◆ Prompt
Every line of the data that contains the string "même" must be copied.

◆ Listing
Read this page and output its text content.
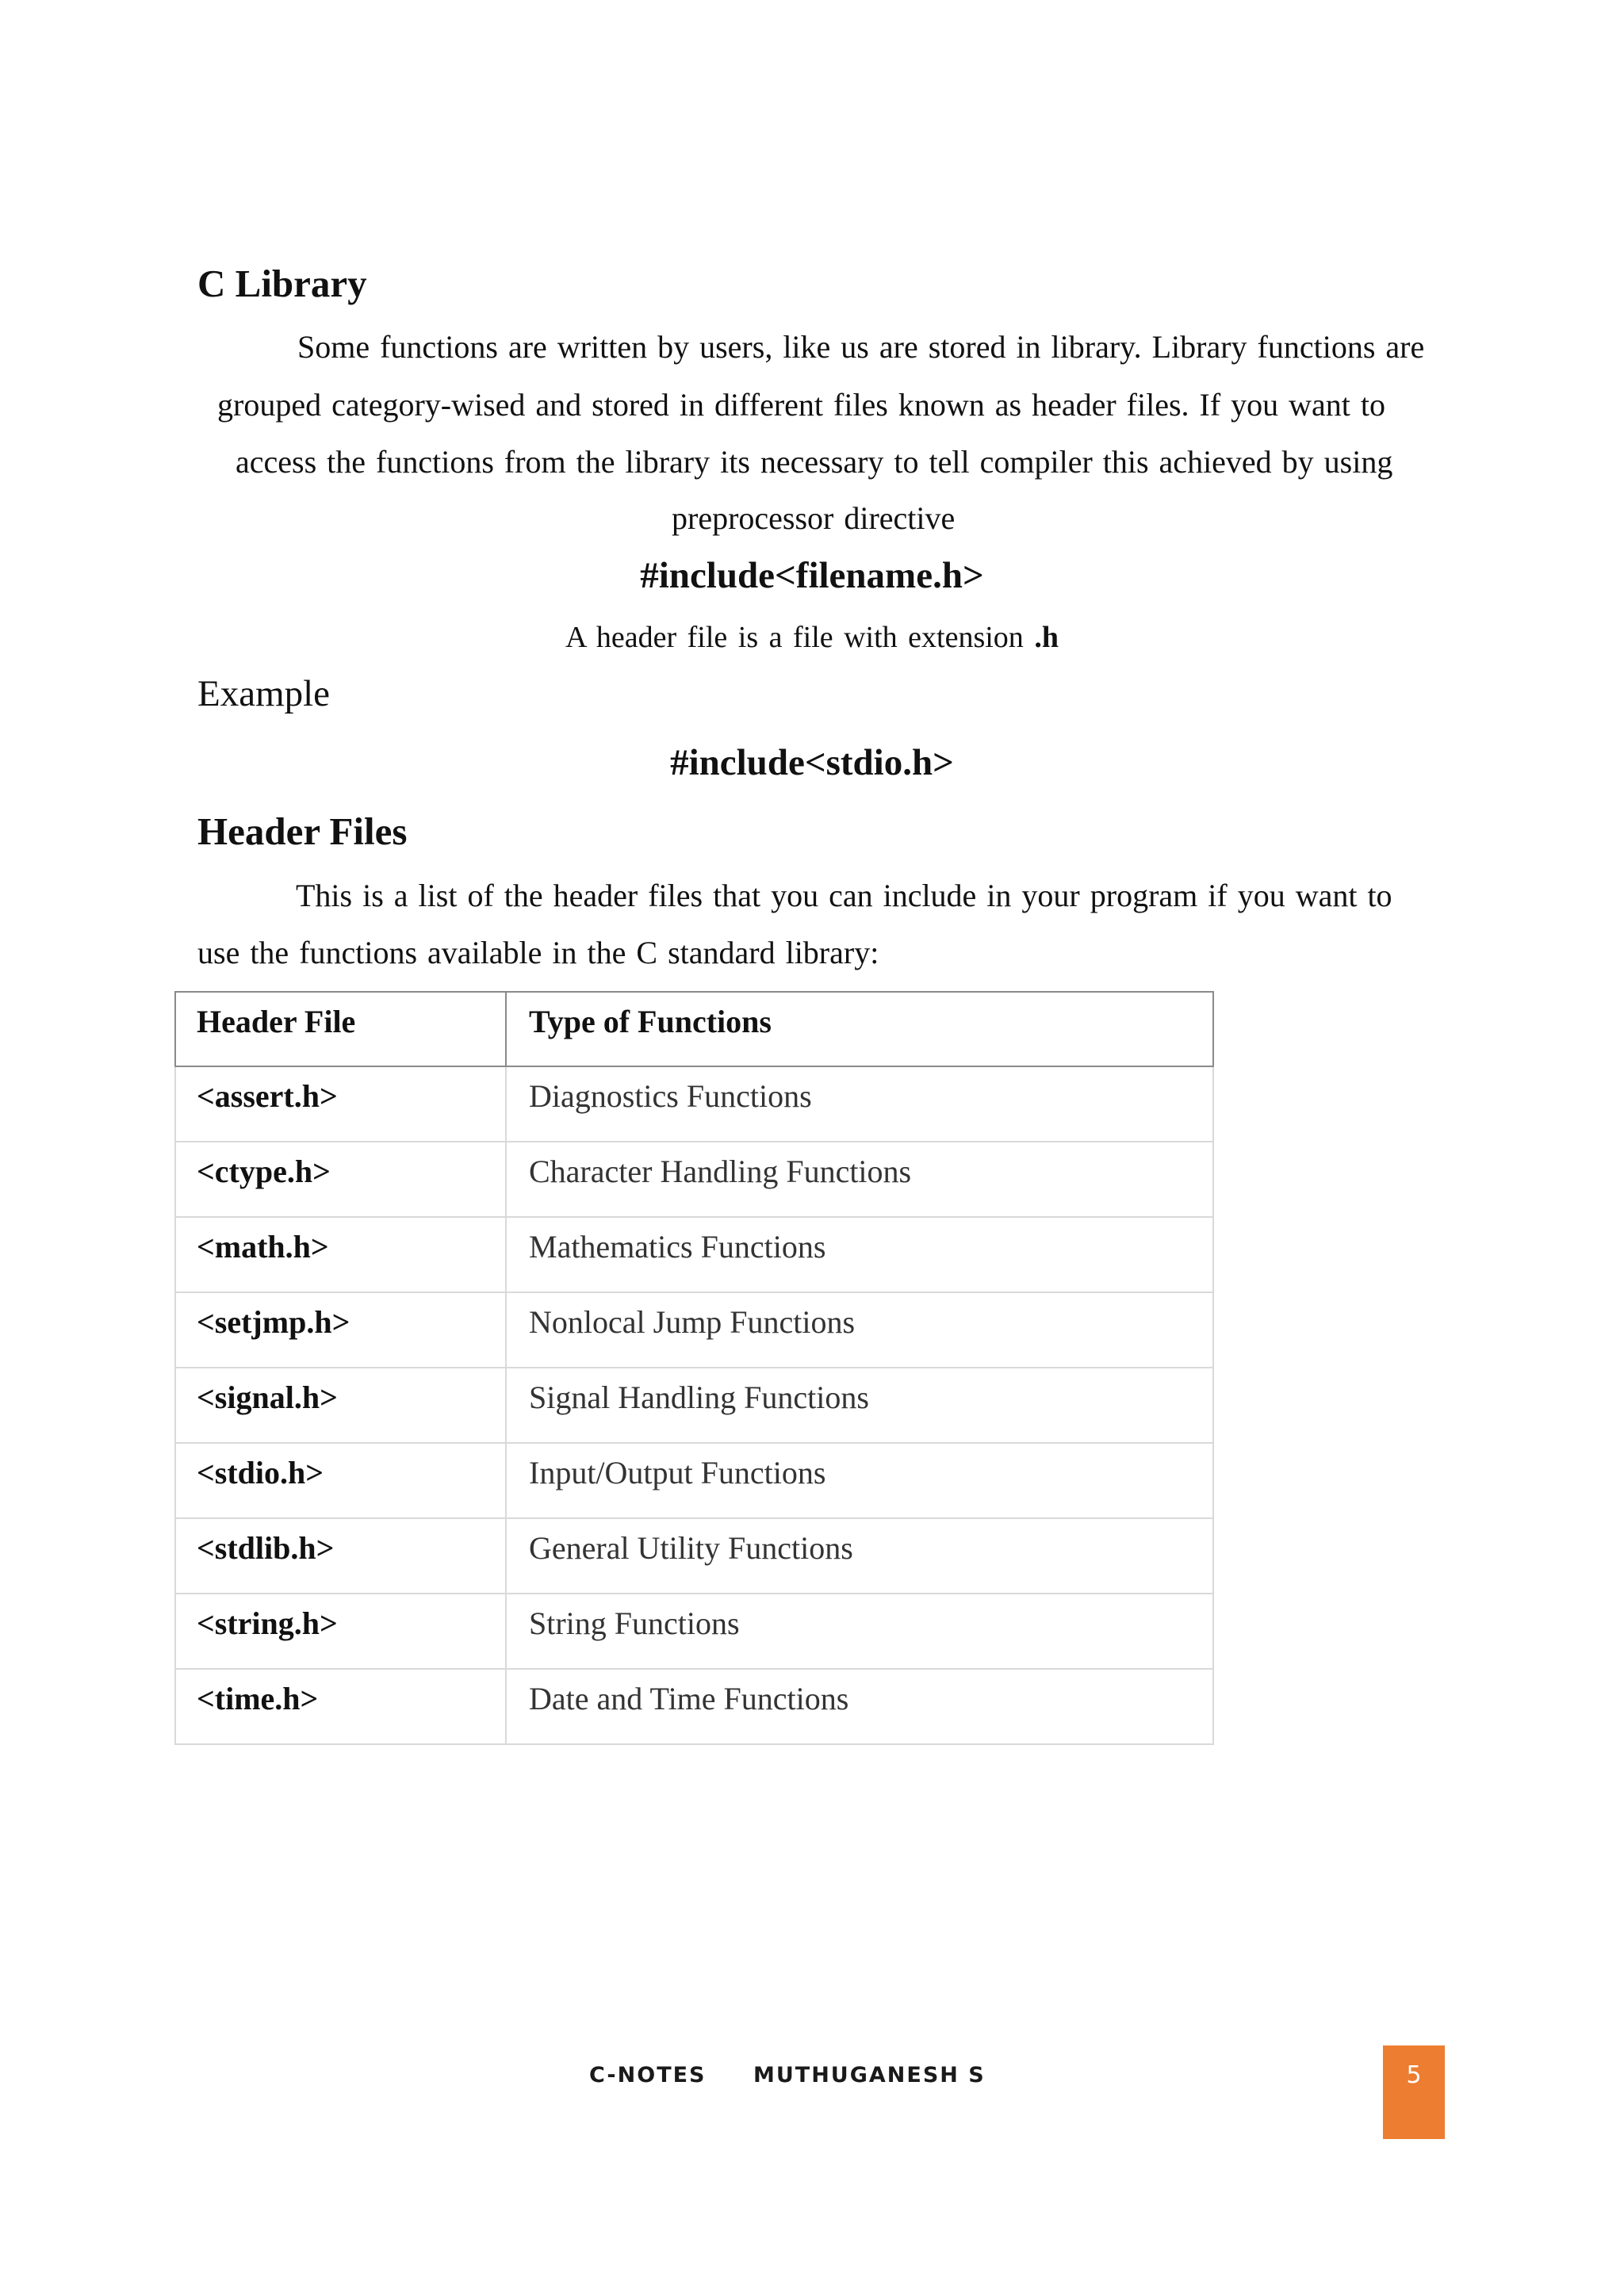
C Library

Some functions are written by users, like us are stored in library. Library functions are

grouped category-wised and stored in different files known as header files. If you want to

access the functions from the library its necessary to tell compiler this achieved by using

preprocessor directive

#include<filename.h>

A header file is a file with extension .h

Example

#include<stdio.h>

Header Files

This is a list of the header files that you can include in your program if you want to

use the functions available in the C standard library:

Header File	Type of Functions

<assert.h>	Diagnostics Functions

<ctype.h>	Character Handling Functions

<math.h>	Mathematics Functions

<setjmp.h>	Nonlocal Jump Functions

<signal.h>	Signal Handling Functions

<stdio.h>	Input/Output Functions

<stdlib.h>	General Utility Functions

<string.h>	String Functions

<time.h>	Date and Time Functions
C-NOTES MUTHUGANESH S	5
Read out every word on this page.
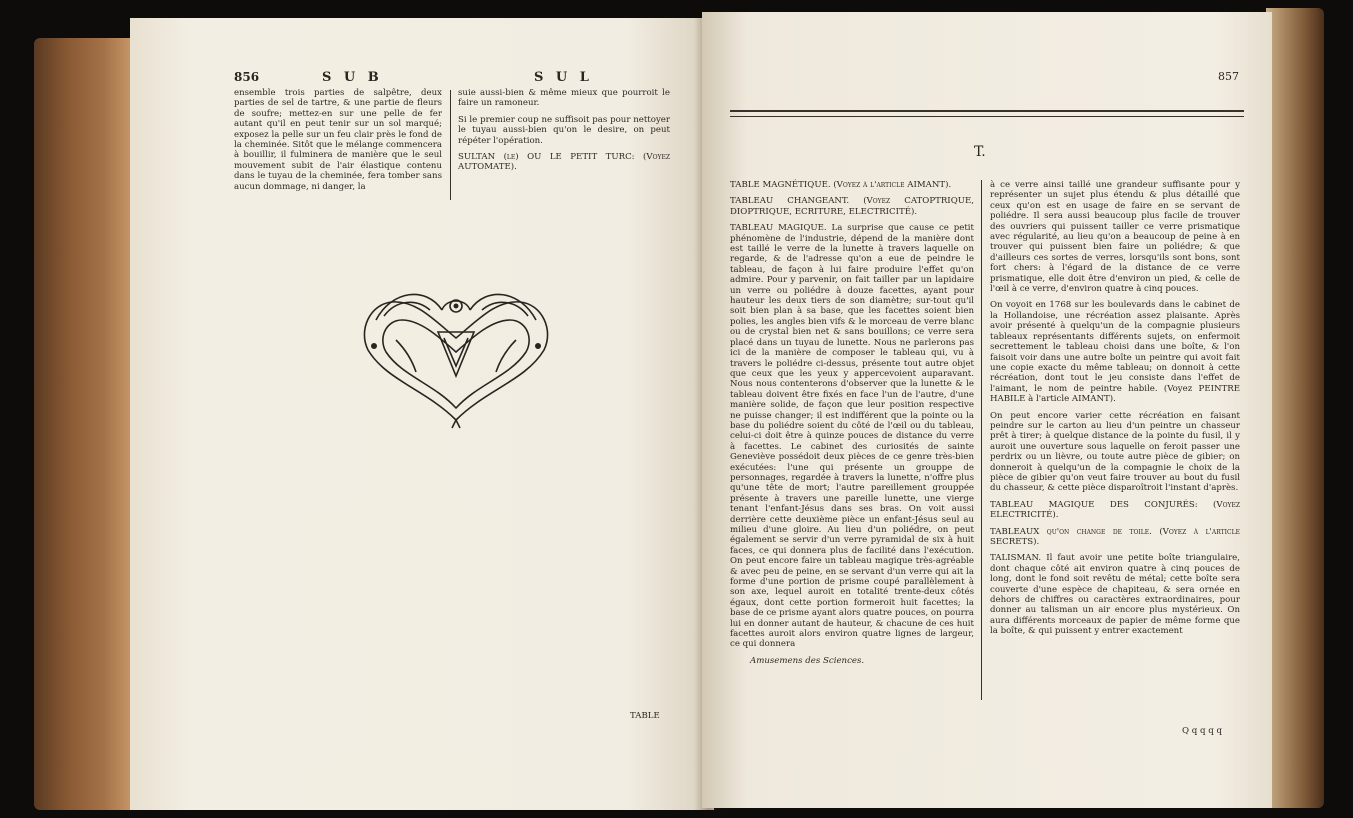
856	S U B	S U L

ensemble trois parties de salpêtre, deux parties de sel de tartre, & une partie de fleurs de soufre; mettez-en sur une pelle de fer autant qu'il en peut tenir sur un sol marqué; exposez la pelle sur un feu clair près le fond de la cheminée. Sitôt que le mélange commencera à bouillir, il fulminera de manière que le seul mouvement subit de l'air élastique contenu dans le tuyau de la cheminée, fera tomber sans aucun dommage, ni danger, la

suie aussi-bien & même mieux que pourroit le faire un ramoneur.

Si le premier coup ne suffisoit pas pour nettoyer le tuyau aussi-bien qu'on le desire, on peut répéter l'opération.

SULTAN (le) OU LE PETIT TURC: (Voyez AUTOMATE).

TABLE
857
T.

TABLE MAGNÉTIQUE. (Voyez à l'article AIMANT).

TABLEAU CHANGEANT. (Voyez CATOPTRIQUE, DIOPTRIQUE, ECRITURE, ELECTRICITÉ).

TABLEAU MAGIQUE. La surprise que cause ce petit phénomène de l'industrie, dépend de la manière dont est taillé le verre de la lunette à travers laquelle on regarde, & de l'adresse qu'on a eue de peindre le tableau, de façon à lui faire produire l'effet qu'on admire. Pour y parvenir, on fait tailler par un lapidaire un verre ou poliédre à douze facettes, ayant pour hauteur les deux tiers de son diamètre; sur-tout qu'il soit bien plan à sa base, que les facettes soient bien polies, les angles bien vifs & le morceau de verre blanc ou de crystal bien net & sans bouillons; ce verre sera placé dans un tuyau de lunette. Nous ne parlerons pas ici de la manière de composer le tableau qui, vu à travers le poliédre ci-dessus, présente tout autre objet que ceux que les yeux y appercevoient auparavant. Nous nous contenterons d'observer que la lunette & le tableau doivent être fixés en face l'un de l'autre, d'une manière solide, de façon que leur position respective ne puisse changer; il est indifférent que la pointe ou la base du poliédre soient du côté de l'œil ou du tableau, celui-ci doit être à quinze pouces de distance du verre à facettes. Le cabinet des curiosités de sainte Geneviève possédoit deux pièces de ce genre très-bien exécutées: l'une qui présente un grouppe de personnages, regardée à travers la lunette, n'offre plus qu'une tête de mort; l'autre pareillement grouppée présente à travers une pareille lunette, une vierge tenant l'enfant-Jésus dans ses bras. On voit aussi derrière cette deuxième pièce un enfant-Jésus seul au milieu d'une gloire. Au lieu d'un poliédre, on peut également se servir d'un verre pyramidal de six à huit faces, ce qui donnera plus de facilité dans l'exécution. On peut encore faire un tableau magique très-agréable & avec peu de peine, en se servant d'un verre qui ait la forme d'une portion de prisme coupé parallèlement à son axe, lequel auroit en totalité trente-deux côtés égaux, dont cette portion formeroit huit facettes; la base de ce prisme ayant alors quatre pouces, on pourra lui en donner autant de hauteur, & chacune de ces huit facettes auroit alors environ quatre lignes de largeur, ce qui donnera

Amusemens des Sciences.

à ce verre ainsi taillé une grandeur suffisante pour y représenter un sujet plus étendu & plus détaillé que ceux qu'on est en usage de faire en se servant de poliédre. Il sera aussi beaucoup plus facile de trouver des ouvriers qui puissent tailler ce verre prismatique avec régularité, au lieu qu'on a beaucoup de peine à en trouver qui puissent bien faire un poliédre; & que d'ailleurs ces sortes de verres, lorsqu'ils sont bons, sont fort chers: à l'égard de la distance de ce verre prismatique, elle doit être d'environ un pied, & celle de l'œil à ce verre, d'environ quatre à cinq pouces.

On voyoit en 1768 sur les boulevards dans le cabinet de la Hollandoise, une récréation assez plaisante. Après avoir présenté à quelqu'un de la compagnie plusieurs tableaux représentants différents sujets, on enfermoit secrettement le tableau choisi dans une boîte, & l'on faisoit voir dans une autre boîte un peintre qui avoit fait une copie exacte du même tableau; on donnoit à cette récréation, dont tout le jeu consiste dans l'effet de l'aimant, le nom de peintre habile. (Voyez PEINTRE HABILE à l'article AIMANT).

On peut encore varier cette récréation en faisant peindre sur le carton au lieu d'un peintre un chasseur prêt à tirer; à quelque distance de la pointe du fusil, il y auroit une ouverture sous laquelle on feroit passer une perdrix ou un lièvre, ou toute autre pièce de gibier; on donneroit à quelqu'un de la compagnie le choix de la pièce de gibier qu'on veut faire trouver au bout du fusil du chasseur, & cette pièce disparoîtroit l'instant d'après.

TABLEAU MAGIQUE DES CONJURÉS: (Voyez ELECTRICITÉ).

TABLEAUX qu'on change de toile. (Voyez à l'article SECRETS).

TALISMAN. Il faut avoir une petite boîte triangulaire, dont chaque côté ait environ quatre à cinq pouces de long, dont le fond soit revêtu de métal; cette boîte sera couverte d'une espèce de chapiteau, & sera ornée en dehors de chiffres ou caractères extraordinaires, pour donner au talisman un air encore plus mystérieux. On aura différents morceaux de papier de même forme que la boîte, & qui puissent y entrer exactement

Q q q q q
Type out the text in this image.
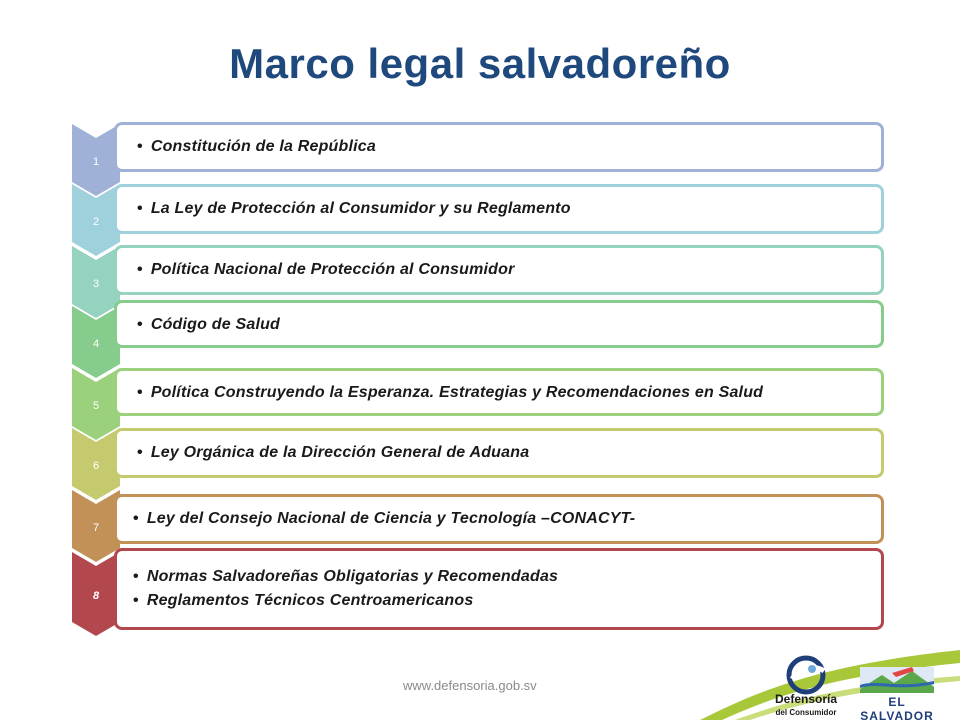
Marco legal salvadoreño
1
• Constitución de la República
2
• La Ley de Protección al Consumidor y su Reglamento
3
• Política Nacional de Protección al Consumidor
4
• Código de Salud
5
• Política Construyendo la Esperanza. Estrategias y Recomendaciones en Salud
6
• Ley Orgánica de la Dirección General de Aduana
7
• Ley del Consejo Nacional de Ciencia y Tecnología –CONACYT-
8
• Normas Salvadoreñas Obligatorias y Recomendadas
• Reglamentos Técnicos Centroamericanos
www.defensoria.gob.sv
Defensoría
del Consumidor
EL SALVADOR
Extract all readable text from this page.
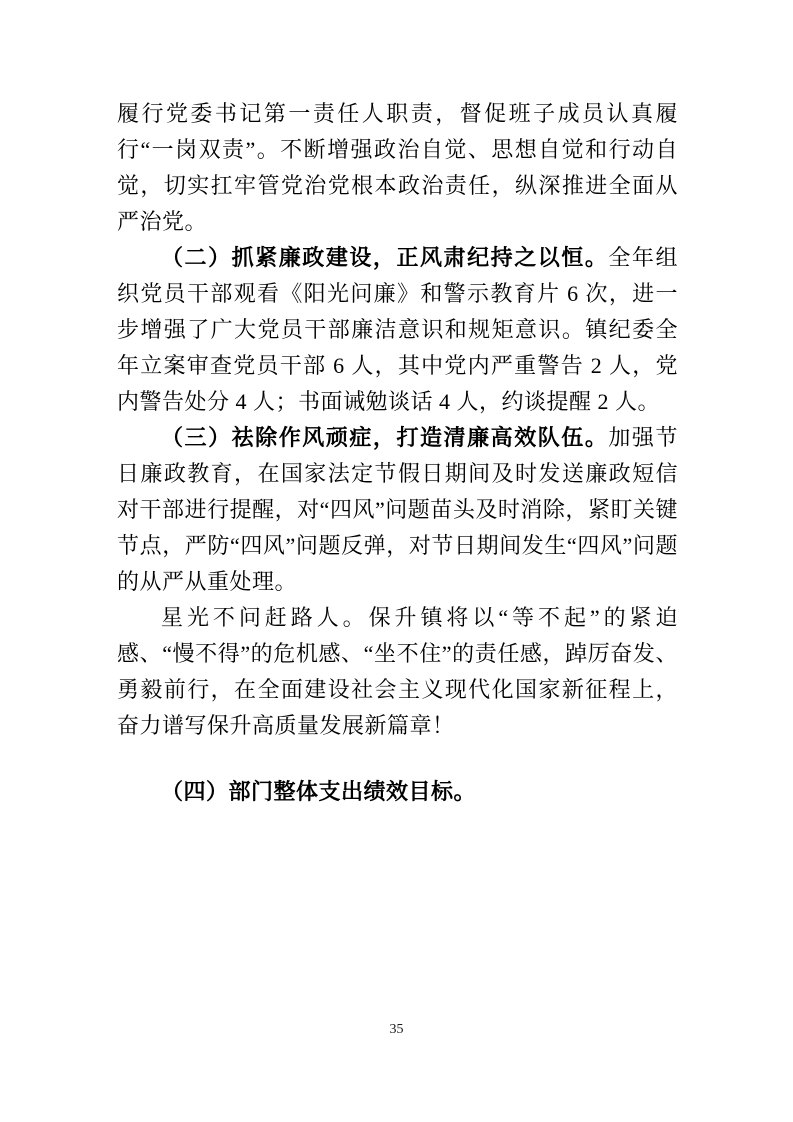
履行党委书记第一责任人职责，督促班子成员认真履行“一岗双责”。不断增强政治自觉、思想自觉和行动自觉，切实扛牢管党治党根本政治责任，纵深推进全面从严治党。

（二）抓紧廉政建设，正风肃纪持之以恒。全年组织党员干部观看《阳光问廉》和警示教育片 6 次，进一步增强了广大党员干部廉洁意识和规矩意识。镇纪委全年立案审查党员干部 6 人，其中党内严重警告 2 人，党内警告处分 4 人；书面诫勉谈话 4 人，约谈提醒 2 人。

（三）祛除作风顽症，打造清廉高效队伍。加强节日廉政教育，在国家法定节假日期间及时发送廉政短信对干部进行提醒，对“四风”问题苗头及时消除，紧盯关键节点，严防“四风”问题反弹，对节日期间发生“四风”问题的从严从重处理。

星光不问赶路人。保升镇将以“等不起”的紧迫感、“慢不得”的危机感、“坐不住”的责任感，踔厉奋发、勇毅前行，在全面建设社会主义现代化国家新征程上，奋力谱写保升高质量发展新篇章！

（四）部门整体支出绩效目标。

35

◆ Solved exercise
suie aussi-bien & même mieux que pourroit le faire un ramoneur.
On voyoit en 1768 sur les boulevards dans le cabinet de la Hollandoise, une récréation assez plaisante. Après avoir présenté à quelqu'un de la compagnie plusieurs tableaux représentants différents sujets, on enfermoit secrettement le tableau choisi dans une boîte, & l'on faisoit voir dans une autre boîte un peintre qui avoit fait une copie exacte du même tableau; on donnoit à cette récréation, dont tout le jeu consiste dans l'effet de l'aimant, le nom de peintre habile. (Voyez PEINTRE HABILE à l'article AIMANT).
TALISMAN. Il faut avoir une petite boîte triangulaire, dont chaque côté ait environ quatre à cinq pouces de long, dont le fond soit revêtu de métal; cette boîte sera couverte d'une espèce de chapiteau, & sera ornée en dehors de chiffres ou caractères extraordinaires, pour donner au talisman un air encore plus mystérieux. On aura différents morceaux de papier de même forme que la boîte, & qui puissent y entrer exactement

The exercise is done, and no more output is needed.